→ **Your task**
Collect every line in the records below that contains the word "title".

Collected data:
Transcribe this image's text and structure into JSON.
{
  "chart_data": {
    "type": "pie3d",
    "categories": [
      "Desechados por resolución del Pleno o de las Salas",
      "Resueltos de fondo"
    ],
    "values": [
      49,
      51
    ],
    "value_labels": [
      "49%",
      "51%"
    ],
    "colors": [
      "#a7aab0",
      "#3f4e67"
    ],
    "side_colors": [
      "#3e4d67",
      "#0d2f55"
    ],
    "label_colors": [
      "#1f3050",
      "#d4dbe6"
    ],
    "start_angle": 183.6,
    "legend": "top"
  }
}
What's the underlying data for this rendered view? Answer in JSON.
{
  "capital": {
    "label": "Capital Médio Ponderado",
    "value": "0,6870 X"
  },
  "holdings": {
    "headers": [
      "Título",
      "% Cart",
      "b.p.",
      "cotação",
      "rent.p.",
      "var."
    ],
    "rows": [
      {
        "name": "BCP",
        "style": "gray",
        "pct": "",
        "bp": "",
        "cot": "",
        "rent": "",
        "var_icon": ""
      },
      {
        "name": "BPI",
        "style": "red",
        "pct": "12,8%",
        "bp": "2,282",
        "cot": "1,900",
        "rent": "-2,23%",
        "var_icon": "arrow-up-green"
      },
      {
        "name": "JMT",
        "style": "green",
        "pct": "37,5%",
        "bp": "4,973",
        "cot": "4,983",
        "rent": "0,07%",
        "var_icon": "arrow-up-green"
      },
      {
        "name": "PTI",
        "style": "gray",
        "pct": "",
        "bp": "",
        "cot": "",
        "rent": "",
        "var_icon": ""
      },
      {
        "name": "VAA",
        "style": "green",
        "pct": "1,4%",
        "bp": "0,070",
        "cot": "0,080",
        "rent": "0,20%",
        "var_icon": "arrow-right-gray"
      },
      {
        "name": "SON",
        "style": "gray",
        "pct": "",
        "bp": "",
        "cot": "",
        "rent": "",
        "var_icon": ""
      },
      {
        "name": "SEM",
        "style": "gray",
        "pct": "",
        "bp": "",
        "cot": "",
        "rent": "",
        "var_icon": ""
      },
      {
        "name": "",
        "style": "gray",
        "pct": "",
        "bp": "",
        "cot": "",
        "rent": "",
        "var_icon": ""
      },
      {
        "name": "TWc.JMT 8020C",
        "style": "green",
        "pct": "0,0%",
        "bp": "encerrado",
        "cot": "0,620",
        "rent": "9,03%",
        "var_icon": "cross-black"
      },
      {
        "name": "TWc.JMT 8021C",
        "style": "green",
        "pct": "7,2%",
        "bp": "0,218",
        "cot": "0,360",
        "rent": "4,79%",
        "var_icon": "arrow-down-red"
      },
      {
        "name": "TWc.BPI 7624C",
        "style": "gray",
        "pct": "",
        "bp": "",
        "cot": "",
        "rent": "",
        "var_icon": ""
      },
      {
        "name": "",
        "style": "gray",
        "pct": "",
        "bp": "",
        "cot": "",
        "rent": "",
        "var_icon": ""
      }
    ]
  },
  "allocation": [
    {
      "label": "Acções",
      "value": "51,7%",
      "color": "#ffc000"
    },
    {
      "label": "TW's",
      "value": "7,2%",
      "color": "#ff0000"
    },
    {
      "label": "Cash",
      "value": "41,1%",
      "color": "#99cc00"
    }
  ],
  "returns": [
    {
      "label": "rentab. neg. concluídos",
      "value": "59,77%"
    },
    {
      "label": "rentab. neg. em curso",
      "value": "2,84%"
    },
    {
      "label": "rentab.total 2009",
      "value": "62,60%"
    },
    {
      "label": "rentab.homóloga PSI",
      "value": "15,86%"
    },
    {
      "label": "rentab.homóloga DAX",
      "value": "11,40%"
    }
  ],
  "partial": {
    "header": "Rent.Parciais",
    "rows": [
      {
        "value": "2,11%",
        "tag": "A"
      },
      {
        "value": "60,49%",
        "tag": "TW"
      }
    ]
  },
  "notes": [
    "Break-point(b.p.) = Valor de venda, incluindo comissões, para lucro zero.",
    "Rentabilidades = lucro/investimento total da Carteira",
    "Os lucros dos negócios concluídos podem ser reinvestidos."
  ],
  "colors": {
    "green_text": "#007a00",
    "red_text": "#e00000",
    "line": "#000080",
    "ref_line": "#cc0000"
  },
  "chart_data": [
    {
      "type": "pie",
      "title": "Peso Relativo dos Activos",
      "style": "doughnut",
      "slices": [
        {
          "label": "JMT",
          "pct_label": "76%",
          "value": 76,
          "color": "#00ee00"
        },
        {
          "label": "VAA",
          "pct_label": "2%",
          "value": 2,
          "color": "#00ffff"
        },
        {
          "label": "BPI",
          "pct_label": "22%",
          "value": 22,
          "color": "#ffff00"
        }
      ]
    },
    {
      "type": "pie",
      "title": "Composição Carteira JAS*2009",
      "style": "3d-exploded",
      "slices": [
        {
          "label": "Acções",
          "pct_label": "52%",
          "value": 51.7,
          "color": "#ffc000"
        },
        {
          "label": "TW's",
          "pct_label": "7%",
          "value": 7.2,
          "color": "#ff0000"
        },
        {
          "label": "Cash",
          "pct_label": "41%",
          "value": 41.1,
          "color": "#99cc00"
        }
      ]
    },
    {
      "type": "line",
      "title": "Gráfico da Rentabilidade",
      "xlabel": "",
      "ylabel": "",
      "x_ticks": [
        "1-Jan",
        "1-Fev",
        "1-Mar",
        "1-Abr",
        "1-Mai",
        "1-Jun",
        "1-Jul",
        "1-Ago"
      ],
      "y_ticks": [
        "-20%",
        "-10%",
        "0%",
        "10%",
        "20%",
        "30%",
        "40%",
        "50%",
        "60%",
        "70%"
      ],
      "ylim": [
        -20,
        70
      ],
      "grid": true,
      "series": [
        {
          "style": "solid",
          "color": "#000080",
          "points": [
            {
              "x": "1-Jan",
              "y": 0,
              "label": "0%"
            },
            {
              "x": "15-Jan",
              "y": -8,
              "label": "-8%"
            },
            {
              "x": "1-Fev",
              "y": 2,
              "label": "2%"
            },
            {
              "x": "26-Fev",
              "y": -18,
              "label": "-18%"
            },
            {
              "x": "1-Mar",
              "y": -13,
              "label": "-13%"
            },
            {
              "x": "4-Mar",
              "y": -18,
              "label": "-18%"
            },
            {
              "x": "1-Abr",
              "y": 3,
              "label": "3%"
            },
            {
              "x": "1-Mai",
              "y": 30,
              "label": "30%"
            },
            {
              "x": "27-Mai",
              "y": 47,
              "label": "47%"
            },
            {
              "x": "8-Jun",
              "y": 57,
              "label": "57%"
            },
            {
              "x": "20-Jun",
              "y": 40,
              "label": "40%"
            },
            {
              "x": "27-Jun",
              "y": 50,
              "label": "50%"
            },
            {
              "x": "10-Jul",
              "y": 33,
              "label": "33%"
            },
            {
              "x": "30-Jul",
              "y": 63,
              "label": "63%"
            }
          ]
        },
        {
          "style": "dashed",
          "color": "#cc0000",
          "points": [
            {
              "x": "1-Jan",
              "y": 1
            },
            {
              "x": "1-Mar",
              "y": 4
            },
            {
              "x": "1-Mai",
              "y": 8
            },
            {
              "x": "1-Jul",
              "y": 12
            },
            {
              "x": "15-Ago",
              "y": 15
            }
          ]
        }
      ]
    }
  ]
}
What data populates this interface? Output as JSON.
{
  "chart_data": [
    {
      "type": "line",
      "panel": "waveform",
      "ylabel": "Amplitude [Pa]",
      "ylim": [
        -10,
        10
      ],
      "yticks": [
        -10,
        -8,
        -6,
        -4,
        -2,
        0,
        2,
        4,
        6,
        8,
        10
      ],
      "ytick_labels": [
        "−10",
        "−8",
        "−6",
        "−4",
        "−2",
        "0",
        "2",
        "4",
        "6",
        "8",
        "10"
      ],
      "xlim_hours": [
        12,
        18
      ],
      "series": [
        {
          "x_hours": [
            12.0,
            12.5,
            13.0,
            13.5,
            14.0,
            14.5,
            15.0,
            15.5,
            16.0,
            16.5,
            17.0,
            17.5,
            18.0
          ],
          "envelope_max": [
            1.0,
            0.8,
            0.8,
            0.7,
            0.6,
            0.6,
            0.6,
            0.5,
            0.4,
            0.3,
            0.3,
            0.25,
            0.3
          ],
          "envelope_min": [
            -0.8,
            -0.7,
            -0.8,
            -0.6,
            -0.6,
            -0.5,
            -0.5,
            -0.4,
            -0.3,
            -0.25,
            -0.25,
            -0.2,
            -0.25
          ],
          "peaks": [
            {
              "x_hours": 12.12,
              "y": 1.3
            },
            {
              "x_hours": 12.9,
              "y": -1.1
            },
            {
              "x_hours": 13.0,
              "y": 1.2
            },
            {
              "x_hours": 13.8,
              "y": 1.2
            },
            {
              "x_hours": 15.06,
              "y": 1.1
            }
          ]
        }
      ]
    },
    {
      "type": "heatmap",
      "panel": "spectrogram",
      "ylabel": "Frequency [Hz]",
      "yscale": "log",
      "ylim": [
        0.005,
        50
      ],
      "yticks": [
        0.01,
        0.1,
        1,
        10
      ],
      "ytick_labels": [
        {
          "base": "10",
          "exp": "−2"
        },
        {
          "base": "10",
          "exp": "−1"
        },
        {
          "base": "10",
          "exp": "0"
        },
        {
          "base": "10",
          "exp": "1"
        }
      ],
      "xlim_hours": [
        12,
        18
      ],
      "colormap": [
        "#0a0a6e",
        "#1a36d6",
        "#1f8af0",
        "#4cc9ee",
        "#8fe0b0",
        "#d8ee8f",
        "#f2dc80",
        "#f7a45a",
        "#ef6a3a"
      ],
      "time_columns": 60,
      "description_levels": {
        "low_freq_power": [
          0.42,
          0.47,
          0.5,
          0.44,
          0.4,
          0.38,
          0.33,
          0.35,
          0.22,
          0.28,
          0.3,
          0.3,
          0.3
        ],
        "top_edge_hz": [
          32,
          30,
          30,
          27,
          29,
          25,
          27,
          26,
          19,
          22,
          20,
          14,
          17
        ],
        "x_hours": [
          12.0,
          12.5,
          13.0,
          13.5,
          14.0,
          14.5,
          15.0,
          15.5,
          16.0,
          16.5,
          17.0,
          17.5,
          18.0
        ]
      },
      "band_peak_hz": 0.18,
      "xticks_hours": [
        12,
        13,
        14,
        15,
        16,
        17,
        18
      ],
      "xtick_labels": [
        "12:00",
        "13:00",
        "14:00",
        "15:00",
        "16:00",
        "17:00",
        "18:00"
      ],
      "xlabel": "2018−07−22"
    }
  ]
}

→ **Result of the exercise**
      "title": "Peso Relativo dos Activos",
      "title": "Composição Carteira JAS*2009",
      "title": "Gráfico da Rentabilidade",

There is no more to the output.